Excerpted text »
********

Walang Tulugan with the Master Showman () formerly known as Master Showman Presents, is a Philippine television variety show broadcast by GMA Network. Hosted by German Moreno, along with John Nite, Shermaine Santiago, Jackie Lou Blanco, and Shirley Fuentes, it premiered on February 8, 1997. The show concluded on February 13, 2016, with a total of 977 episodes.

The show is known for its tagline "Walang Tulugan!" It is the longest running late night variety television show in the Philippines.

History

Early years
The show was originally titled Master Showman Presents. It premiered as a late-night variety talk show similar to GMA Supershow in the late 1970s. It had some elements similar to American talk shows. Master Showman was German Moreno's trademark moniker during his reign as one of television's top TV hosts in the early '80s and '90s, thanks to his hosting stints in GMA Supershow and That's Entertainment.

When GMA Network decided to make a title out of his famous moniker, Moreno introduced the catchphrase/tagline "Walang Tulugan!" (No Sleeping!) during the show. Since then the catchphrase has attracted majority of the viewers.

From live to taped
Master Showman originally aired live from the GMA Broadway Centrum at Aurora Blvd. in Quezon City, Philippines. Airing time varies from 11:05 pm at the earliest to 1:05 am at the latest on Saturday night going to Sunday morning. Running time was usually two to three hours, depending on the availability of big-name guests. When the show moved to its present home at GMA Network Center, it had to do away with live broadcast and instead presented taped episodes. The taping usually occurs every other Friday, shooting two episodes from 5 pm to 2 am, depending on the number of guests. The taped episodes now run from one and a half-hour to two hours, ending not later than 3 in the morning.

Re-branding of the show
In 2005, Walang Tulugan was incorporated in the show title. The move was welcomed since through the years, Master Showman has been always identified by the public as the "show na walang tulugan" (the show that does not sleep).

Master Showman's death
German Moreno died on January 8, 2016, due to cardiac arrest. A special live tribute episode was aired at Our Lady of Mount Carmel Shrine in Quezon City on January 9, where his wake is being held.

Nora Aunor, a popular Philippine actress, singer, and close friend of Moreno became the temporary main host of the show. In an interview with GMA News, Aunor said that she is willing to continue the advocacy of her close friend and to help establish the careers of young aspirants that wish to join Philippine showbiz.

After more than 19 years of its long-run, Walang Tulugan aired its final episode on February 13, 2016, after a month since Kuya Germs' death.

********

Exercises »
[a] List the people named in the Walang Tulugan passage as hosting the show alongside German Moreno.
[b] Put this sentence from the Walang Tulugan passage into Spanish: "It is the longest running late night variety television show in the Philippines."

********

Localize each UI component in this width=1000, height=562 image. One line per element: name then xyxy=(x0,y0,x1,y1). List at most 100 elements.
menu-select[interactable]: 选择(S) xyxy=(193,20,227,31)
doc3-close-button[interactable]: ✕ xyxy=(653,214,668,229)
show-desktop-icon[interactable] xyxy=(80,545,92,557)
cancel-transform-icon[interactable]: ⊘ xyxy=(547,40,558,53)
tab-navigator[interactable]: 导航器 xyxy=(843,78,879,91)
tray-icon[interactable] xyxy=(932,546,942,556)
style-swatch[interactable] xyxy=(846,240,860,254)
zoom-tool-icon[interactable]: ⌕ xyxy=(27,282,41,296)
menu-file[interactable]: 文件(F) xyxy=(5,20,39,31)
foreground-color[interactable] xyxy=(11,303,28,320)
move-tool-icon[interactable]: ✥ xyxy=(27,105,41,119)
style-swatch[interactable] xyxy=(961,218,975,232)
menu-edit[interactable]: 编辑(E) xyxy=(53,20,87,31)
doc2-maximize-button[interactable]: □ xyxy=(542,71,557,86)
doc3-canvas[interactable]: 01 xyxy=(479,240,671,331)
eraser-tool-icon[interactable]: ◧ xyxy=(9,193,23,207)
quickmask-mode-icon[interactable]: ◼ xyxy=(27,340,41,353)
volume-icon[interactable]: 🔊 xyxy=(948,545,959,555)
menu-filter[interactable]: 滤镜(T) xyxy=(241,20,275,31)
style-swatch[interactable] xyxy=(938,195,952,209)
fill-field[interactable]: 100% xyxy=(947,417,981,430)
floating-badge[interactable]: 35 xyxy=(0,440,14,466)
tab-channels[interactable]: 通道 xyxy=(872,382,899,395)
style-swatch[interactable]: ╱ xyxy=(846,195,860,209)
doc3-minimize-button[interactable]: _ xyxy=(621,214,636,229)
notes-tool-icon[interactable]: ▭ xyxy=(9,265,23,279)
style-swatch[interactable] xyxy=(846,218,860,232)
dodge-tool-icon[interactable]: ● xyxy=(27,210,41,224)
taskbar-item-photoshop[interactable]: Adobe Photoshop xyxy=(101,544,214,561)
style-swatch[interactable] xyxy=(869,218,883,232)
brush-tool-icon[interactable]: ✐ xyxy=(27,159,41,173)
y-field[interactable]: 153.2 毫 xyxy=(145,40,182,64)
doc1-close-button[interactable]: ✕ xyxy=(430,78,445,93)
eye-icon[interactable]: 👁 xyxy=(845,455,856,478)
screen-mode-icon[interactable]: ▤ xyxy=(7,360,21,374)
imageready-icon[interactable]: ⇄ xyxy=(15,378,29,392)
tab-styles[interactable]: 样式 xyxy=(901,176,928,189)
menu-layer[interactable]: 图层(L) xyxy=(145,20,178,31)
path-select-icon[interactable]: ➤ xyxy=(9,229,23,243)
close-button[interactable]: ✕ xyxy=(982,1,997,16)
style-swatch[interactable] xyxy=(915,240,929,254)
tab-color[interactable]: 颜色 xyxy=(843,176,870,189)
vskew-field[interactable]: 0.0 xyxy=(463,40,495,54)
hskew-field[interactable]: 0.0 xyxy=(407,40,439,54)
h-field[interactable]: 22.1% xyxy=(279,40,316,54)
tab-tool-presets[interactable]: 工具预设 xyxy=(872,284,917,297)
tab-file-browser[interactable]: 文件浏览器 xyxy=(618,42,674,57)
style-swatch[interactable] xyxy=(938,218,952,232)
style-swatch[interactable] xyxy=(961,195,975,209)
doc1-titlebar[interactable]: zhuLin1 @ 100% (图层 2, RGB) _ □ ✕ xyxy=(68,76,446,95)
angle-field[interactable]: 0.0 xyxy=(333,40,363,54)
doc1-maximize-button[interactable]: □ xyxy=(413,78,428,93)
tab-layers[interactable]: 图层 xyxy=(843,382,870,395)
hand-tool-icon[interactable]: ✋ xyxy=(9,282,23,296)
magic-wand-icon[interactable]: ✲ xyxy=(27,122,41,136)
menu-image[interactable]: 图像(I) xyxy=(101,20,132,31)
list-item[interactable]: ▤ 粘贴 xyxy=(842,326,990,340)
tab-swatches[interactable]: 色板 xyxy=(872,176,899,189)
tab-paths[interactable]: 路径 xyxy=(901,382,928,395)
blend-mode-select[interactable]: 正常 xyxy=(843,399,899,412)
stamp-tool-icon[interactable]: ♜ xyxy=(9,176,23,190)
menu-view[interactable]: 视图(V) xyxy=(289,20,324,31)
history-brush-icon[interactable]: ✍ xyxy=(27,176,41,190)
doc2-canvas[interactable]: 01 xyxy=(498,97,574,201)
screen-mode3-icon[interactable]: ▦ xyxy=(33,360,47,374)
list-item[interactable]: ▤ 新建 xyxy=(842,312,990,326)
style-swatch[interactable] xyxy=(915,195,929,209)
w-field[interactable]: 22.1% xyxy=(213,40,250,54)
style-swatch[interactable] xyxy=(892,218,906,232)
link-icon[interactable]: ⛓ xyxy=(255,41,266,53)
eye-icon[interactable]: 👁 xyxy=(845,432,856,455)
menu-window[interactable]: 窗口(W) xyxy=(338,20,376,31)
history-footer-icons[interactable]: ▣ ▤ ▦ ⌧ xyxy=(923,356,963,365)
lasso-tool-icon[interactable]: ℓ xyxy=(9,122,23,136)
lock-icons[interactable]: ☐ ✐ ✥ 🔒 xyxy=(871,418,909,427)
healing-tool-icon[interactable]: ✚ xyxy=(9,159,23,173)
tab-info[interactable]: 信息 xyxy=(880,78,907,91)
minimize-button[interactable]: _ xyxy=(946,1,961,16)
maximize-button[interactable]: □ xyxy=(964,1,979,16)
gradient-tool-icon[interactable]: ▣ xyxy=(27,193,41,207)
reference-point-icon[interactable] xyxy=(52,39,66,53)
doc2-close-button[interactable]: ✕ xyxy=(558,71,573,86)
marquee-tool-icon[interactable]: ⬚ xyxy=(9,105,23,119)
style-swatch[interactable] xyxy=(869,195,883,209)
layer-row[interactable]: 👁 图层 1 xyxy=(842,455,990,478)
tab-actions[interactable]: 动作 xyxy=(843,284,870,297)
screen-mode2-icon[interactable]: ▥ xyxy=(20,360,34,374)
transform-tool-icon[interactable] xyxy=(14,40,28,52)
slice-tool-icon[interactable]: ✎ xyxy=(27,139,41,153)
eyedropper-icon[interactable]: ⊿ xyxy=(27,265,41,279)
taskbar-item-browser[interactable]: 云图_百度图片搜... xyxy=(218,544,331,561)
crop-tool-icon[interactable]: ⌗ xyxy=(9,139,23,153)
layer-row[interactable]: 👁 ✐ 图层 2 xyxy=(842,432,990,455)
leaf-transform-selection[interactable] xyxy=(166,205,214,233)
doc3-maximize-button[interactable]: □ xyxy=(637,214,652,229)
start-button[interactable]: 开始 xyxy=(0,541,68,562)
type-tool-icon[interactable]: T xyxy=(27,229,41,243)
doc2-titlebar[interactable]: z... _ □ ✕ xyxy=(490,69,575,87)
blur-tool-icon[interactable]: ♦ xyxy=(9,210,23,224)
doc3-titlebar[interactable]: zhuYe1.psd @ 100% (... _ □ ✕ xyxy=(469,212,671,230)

********

Answers for each item »
[a] John Nite, Shermaine Santiago, Jackie Lou Blanco, Shirley Fuentes

[b] Es el programa de variedades de televisión nocturno que más tiempo ha estado al aire en Filipinas.